Saved data entries:

%%

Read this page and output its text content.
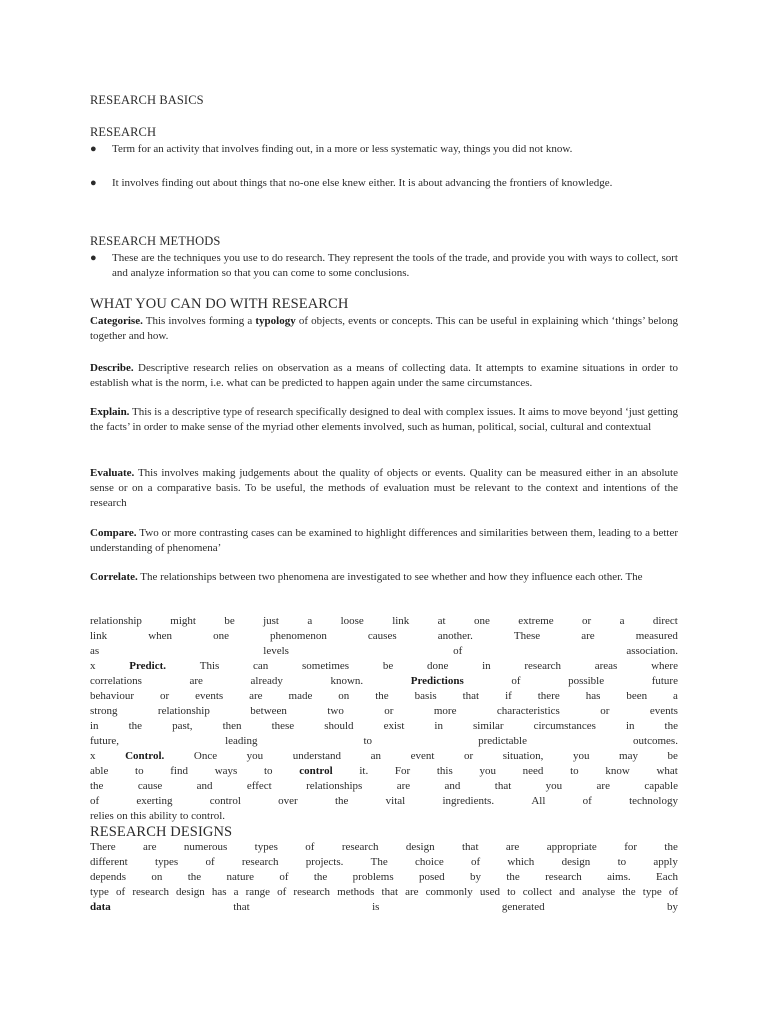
RESEARCH BASICS

RESEARCH

● Term for an activity that involves finding out, in a more or less systematic way, things you did not know.
● It involves finding out about things that no-one else knew either. It is about advancing the frontiers of knowledge.

RESEARCH METHODS

● These are the techniques you use to do research. They represent the tools of the trade, and provide you with ways to collect, sort and analyze information so that you can come to some conclusions.

WHAT YOU CAN DO WITH RESEARCH

Categorise. This involves forming a typology of objects, events or concepts. This can be useful in explaining which ‘things’ belong together and how.

Describe. Descriptive research relies on observation as a means of collecting data. It attempts to examine situations in order to establish what is the norm, i.e. what can be predicted to happen again under the same circumstances.

Explain. This is a descriptive type of research specifically designed to deal with complex issues. It aims to move beyond ‘just getting the facts’ in order to make sense of the myriad other elements involved, such as human, political, social, cultural and contextual

Evaluate. This involves making judgements about the quality of objects or events. Quality can be measured either in an absolute sense or on a comparative basis. To be useful, the methods of evaluation must be relevant to the context and intentions of the research

Compare. Two or more contrasting cases can be examined to highlight differences and similarities between them, leading to a better understanding of phenomena’

Correlate. The relationships between two phenomena are investigated to see whether and how they influence each other. The

relationship	might	be	just	a	loose	link	at	one	extreme	or	a	direct
link	when	one	phenomenon	causes	another.	These	are	measured
as	levels	of	association.
x	Predict.	This	can	sometimes	be	done	in	research	areas	where
correlations	are	already	known.	Predictions	of	possible	future
behaviour or events are made on the basis that if there has been a
strong	relationship	between	two	or	more	characteristics	or	events
in	the	past,	then	these	should	exist	in	similar	circumstances	in	the
future,	leading	to	predictable	outcomes.
x	Control.	Once	you	understand	an	event	or	situation,	you	may	be
able to find ways to control it. For this you need to know what
the	cause	and	effect	relationships	are	and	that	you	are	capable
of	exerting	control	over	the	vital	ingredients.	All	of	technology
relies on this ability to control.

RESEARCH DESIGNS

There are numerous types of research design that are appropriate for the
different types of research projects. The choice of which design to apply
depends on the nature of the problems posed by the research aims. Each
type of research design has a range of research methods that are commonly used to collect and analyse the type of
data	that	is	generated	by
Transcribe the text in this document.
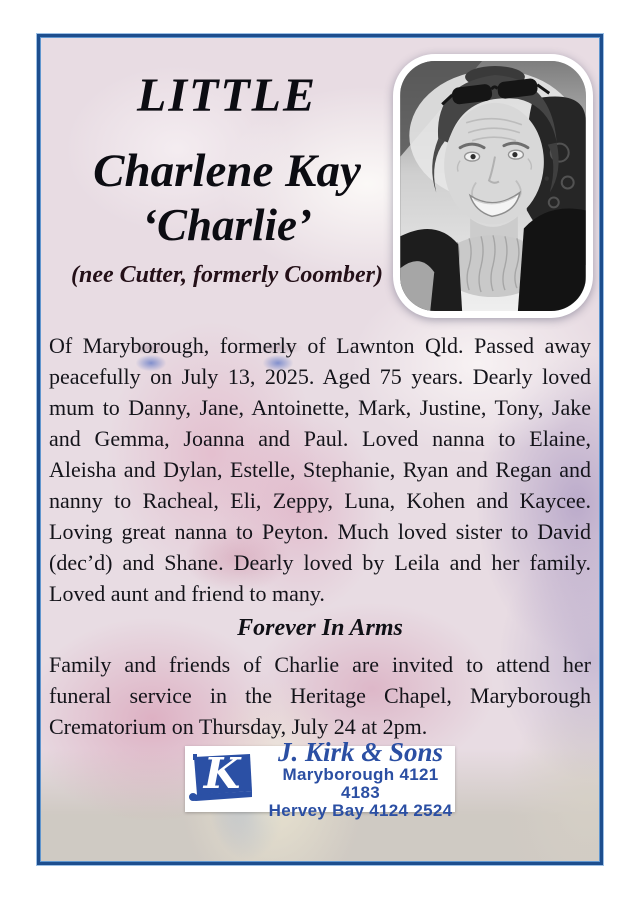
LITTLE
Charlene Kay
‘Charlie’
(nee Cutter, formerly Coomber)

Of Maryborough, formerly of Lawnton Qld. Passed away peacefully on July 13, 2025. Aged 75 years. Dearly loved mum to Danny, Jane, Antoinette, Mark, Justine, Tony, Jake and Gemma, Joanna and Paul. Loved nanna to Elaine, Aleisha and Dylan, Estelle, Stephanie, Ryan and Regan and nanny to Racheal, Eli, Zeppy, Luna, Kohen and Kaycee. Loving great nanna to Peyton. Much loved sister to David (dec’d) and Shane. Dearly loved by Leila and her family. Loved aunt and friend to many.

Forever In Arms

Family and friends of Charlie are invited to attend her funeral service in the Heritage Chapel, Maryborough Crematorium on Thursday, July 24 at 2pm.

K	J. Kirk & Sons
Maryborough 4121 4183
Hervey Bay 4124 2524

%%

= What needs to be done =
Exclude the images and reproduce the remaining data exactly.

= Written response =
Read this page and output its text content.
RESEARCH BASICS

RESEARCH

● Term for an activity that involves finding out, in a more or less systematic way, things you did not know.
● It involves finding out about things that no-one else knew either. It is about advancing the frontiers of knowledge.

RESEARCH METHODS

● These are the techniques you use to do research. They represent the tools of the trade, and provide you with ways to collect, sort and analyze information so that you can come to some conclusions.

WHAT YOU CAN DO WITH RESEARCH

Categorise. This involves forming a typology of objects, events or concepts. This can be useful in explaining which ‘things’ belong together and how.

Describe. Descriptive research relies on observation as a means of collecting data. It attempts to examine situations in order to establish what is the norm, i.e. what can be predicted to happen again under the same circumstances.

Explain. This is a descriptive type of research specifically designed to deal with complex issues. It aims to move beyond ‘just getting the facts’ in order to make sense of the myriad other elements involved, such as human, political, social, cultural and contextual

Evaluate. This involves making judgements about the quality of objects or events. Quality can be measured either in an absolute sense or on a comparative basis. To be useful, the methods of evaluation must be relevant to the context and intentions of the research

Compare. Two or more contrasting cases can be examined to highlight differences and similarities between them, leading to a better understanding of phenomena’

Correlate. The relationships between two phenomena are investigated to see whether and how they influence each other. The

relationship	might	be	just	a	loose	link	at	one	extreme	or	a	direct
link	when	one	phenomenon	causes	another.	These	are	measured
as	levels	of	association.
x	Predict.	This	can	sometimes	be	done	in	research	areas	where
correlations	are	already	known.	Predictions	of	possible	future
behaviour or events are made on the basis that if there has been a
strong	relationship	between	two	or	more	characteristics	or	events
in	the	past,	then	these	should	exist	in	similar	circumstances	in	the
future,	leading	to	predictable	outcomes.
x	Control.	Once	you	understand	an	event	or	situation,	you	may	be
able to find ways to control it. For this you need to know what
the	cause	and	effect	relationships	are	and	that	you	are	capable
of	exerting	control	over	the	vital	ingredients.	All	of	technology
relies on this ability to control.

RESEARCH DESIGNS

There are numerous types of research design that are appropriate for the
different types of research projects. The choice of which design to apply
depends on the nature of the problems posed by the research aims. Each
type of research design has a range of research methods that are commonly used to collect and analyse the type of
data	that	is	generated	by
Transcribe the text in this document.
LITTLE
Charlene Kay
‘Charlie’
(nee Cutter, formerly Coomber)

Of Maryborough, formerly of Lawnton Qld. Passed away peacefully on July 13, 2025. Aged 75 years. Dearly loved mum to Danny, Jane, Antoinette, Mark, Justine, Tony, Jake and Gemma, Joanna and Paul. Loved nanna to Elaine, Aleisha and Dylan, Estelle, Stephanie, Ryan and Regan and nanny to Racheal, Eli, Zeppy, Luna, Kohen and Kaycee. Loving great nanna to Peyton. Much loved sister to David (dec’d) and Shane. Dearly loved by Leila and her family. Loved aunt and friend to many.

Forever In Arms

Family and friends of Charlie are invited to attend her funeral service in the Heritage Chapel, Maryborough Crematorium on Thursday, July 24 at 2pm.

K	J. Kirk & Sons
Maryborough 4121 4183
Hervey Bay 4124 2524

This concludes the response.